- **SET TASK**
Rename "matter-date-time" to "matter-timestamp" everywhere in the lines below, and leave everything else unchanged.

- **DATA FOR THE TASK**
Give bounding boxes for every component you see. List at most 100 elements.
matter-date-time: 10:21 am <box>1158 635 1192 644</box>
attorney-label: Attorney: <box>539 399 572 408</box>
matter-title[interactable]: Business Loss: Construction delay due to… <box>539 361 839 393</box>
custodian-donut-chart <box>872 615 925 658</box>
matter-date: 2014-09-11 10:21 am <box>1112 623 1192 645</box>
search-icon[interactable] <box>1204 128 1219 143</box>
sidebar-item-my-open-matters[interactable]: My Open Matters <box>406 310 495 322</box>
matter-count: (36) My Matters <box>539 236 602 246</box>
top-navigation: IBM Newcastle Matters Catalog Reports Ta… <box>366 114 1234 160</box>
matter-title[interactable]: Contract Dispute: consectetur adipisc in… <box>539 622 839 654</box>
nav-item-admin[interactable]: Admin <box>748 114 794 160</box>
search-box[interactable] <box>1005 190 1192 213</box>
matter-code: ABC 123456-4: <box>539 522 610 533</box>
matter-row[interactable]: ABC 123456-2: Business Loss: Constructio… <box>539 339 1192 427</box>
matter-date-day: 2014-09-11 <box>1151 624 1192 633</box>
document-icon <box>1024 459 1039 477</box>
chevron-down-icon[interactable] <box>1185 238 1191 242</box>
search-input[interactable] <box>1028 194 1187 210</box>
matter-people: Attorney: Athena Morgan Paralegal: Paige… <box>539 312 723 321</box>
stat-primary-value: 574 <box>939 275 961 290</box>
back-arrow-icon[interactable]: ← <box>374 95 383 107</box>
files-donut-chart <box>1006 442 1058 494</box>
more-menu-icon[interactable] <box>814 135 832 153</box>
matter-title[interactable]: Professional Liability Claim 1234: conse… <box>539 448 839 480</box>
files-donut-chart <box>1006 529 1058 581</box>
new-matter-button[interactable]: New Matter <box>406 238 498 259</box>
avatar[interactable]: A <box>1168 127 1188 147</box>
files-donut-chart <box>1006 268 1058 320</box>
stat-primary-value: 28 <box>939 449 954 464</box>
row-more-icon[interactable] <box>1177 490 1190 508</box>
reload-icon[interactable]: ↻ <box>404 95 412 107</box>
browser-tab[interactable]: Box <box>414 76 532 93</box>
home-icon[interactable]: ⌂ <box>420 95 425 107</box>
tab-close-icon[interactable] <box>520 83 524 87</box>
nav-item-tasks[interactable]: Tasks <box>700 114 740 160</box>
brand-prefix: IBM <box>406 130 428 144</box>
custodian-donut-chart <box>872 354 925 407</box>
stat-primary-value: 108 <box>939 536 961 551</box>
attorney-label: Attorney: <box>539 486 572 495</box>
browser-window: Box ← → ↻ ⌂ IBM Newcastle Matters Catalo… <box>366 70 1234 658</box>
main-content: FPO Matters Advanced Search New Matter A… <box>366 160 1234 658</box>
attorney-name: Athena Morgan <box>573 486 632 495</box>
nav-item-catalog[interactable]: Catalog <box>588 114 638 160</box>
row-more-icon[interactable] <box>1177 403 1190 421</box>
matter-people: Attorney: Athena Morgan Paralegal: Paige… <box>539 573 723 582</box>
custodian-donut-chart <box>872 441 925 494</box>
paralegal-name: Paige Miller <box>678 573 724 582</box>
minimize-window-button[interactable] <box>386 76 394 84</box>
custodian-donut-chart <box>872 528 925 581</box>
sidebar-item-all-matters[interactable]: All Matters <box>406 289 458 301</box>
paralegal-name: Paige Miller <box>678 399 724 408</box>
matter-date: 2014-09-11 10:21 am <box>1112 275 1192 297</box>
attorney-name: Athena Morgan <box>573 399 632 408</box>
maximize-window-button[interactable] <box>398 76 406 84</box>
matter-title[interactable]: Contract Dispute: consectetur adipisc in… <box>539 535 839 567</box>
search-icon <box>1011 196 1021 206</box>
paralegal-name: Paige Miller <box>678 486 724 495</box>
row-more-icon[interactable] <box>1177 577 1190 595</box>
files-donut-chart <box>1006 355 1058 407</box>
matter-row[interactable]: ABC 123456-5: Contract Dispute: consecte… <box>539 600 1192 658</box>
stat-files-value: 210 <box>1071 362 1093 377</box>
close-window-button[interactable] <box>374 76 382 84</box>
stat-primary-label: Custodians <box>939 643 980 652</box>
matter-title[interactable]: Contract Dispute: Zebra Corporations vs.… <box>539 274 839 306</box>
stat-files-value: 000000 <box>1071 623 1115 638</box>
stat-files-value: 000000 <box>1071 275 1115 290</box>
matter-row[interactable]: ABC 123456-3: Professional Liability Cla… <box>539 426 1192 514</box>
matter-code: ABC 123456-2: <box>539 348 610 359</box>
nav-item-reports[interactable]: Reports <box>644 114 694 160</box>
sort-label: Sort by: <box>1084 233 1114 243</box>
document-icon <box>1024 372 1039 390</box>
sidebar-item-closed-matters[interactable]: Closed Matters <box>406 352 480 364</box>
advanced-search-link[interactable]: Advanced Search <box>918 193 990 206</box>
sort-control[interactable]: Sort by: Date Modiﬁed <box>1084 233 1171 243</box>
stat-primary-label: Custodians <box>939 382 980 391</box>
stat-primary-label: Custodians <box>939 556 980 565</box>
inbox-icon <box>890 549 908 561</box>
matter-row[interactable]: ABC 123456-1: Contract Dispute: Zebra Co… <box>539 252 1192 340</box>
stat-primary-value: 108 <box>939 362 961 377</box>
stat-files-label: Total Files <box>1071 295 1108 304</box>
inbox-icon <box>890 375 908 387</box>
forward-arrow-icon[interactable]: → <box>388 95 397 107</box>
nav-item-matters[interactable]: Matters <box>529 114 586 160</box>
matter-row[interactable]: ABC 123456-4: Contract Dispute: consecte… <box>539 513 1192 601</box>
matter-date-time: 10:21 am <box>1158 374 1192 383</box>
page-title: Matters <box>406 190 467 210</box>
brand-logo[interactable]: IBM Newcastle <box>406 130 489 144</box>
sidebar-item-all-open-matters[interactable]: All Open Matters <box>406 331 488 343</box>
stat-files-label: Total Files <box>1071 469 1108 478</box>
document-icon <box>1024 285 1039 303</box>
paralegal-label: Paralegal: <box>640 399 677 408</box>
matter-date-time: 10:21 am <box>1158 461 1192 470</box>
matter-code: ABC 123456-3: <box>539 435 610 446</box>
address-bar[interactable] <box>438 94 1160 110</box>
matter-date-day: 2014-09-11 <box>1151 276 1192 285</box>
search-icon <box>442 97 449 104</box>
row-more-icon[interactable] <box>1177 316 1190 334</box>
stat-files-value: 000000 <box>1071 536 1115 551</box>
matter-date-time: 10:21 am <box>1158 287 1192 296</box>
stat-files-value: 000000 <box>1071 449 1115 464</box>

- **THE RESULT**
Give bounding boxes for every component you see. List at most 100 elements.
matter-timestamp: 10:21 am <box>1158 635 1192 644</box>
attorney-label: Attorney: <box>539 399 572 408</box>
matter-title[interactable]: Business Loss: Construction delay due to… <box>539 361 839 393</box>
custodian-donut-chart <box>872 615 925 658</box>
matter-date: 2014-09-11 10:21 am <box>1112 623 1192 645</box>
search-icon[interactable] <box>1204 128 1219 143</box>
sidebar-item-my-open-matters[interactable]: My Open Matters <box>406 310 495 322</box>
matter-count: (36) My Matters <box>539 236 602 246</box>
top-navigation: IBM Newcastle Matters Catalog Reports Ta… <box>366 114 1234 160</box>
matter-title[interactable]: Contract Dispute: consectetur adipisc in… <box>539 622 839 654</box>
nav-item-admin[interactable]: Admin <box>748 114 794 160</box>
search-box[interactable] <box>1005 190 1192 213</box>
matter-code: ABC 123456-4: <box>539 522 610 533</box>
matter-row[interactable]: ABC 123456-2: Business Loss: Constructio… <box>539 339 1192 427</box>
matter-date-day: 2014-09-11 <box>1151 624 1192 633</box>
document-icon <box>1024 459 1039 477</box>
chevron-down-icon[interactable] <box>1185 238 1191 242</box>
search-input[interactable] <box>1028 194 1187 210</box>
matter-people: Attorney: Athena Morgan Paralegal: Paige… <box>539 312 723 321</box>
stat-primary-value: 574 <box>939 275 961 290</box>
back-arrow-icon[interactable]: ← <box>374 95 383 107</box>
files-donut-chart <box>1006 442 1058 494</box>
more-menu-icon[interactable] <box>814 135 832 153</box>
matter-title[interactable]: Professional Liability Claim 1234: conse… <box>539 448 839 480</box>
files-donut-chart <box>1006 529 1058 581</box>
new-matter-button[interactable]: New Matter <box>406 238 498 259</box>
avatar[interactable]: A <box>1168 127 1188 147</box>
files-donut-chart <box>1006 268 1058 320</box>
stat-primary-value: 28 <box>939 449 954 464</box>
row-more-icon[interactable] <box>1177 490 1190 508</box>
reload-icon[interactable]: ↻ <box>404 95 412 107</box>
browser-tab[interactable]: Box <box>414 76 532 93</box>
home-icon[interactable]: ⌂ <box>420 95 425 107</box>
tab-close-icon[interactable] <box>520 83 524 87</box>
nav-item-tasks[interactable]: Tasks <box>700 114 740 160</box>
brand-prefix: IBM <box>406 130 428 144</box>
custodian-donut-chart <box>872 354 925 407</box>
stat-primary-value: 108 <box>939 536 961 551</box>
attorney-label: Attorney: <box>539 486 572 495</box>
browser-window: Box ← → ↻ ⌂ IBM Newcastle Matters Catalo… <box>366 70 1234 658</box>
main-content: FPO Matters Advanced Search New Matter A… <box>366 160 1234 658</box>
attorney-name: Athena Morgan <box>573 486 632 495</box>
nav-item-catalog[interactable]: Catalog <box>588 114 638 160</box>
row-more-icon[interactable] <box>1177 403 1190 421</box>
matter-people: Attorney: Athena Morgan Paralegal: Paige… <box>539 573 723 582</box>
custodian-donut-chart <box>872 441 925 494</box>
paralegal-name: Paige Miller <box>678 573 724 582</box>
minimize-window-button[interactable] <box>386 76 394 84</box>
custodian-donut-chart <box>872 528 925 581</box>
sidebar-item-all-matters[interactable]: All Matters <box>406 289 458 301</box>
paralegal-name: Paige Miller <box>678 399 724 408</box>
matter-date: 2014-09-11 10:21 am <box>1112 275 1192 297</box>
attorney-name: Athena Morgan <box>573 399 632 408</box>
maximize-window-button[interactable] <box>398 76 406 84</box>
matter-title[interactable]: Contract Dispute: consectetur adipisc in… <box>539 535 839 567</box>
search-icon <box>1011 196 1021 206</box>
paralegal-name: Paige Miller <box>678 486 724 495</box>
row-more-icon[interactable] <box>1177 577 1190 595</box>
files-donut-chart <box>1006 355 1058 407</box>
matter-row[interactable]: ABC 123456-5: Contract Dispute: consecte… <box>539 600 1192 658</box>
stat-files-value: 210 <box>1071 362 1093 377</box>
close-window-button[interactable] <box>374 76 382 84</box>
stat-primary-label: Custodians <box>939 643 980 652</box>
matter-title[interactable]: Contract Dispute: Zebra Corporations vs.… <box>539 274 839 306</box>
stat-files-value: 000000 <box>1071 623 1115 638</box>
stat-files-value: 000000 <box>1071 275 1115 290</box>
matter-row[interactable]: ABC 123456-3: Professional Liability Cla… <box>539 426 1192 514</box>
matter-code: ABC 123456-2: <box>539 348 610 359</box>
nav-item-reports[interactable]: Reports <box>644 114 694 160</box>
sort-label: Sort by: <box>1084 233 1114 243</box>
document-icon <box>1024 372 1039 390</box>
sidebar-item-closed-matters[interactable]: Closed Matters <box>406 352 480 364</box>
advanced-search-link[interactable]: Advanced Search <box>918 193 990 206</box>
sort-control[interactable]: Sort by: Date Modiﬁed <box>1084 233 1171 243</box>
stat-primary-label: Custodians <box>939 382 980 391</box>
stat-primary-label: Custodians <box>939 556 980 565</box>
inbox-icon <box>890 549 908 561</box>
matter-row[interactable]: ABC 123456-1: Contract Dispute: Zebra Co… <box>539 252 1192 340</box>
stat-primary-value: 108 <box>939 362 961 377</box>
stat-files-label: Total Files <box>1071 295 1108 304</box>
inbox-icon <box>890 375 908 387</box>
forward-arrow-icon[interactable]: → <box>388 95 397 107</box>
nav-item-matters[interactable]: Matters <box>529 114 586 160</box>
matter-row[interactable]: ABC 123456-4: Contract Dispute: consecte… <box>539 513 1192 601</box>
matter-timestamp: 10:21 am <box>1158 374 1192 383</box>
page-title: Matters <box>406 190 467 210</box>
brand-logo[interactable]: IBM Newcastle <box>406 130 489 144</box>
sidebar-item-all-open-matters[interactable]: All Open Matters <box>406 331 488 343</box>
stat-files-label: Total Files <box>1071 469 1108 478</box>
document-icon <box>1024 285 1039 303</box>
paralegal-label: Paralegal: <box>640 399 677 408</box>
matter-timestamp: 10:21 am <box>1158 461 1192 470</box>
matter-code: ABC 123456-3: <box>539 435 610 446</box>
address-bar[interactable] <box>438 94 1160 110</box>
matter-date-day: 2014-09-11 <box>1151 276 1192 285</box>
search-icon <box>442 97 449 104</box>
row-more-icon[interactable] <box>1177 316 1190 334</box>
stat-files-value: 000000 <box>1071 536 1115 551</box>
matter-timestamp: 10:21 am <box>1158 287 1192 296</box>
stat-files-value: 000000 <box>1071 449 1115 464</box>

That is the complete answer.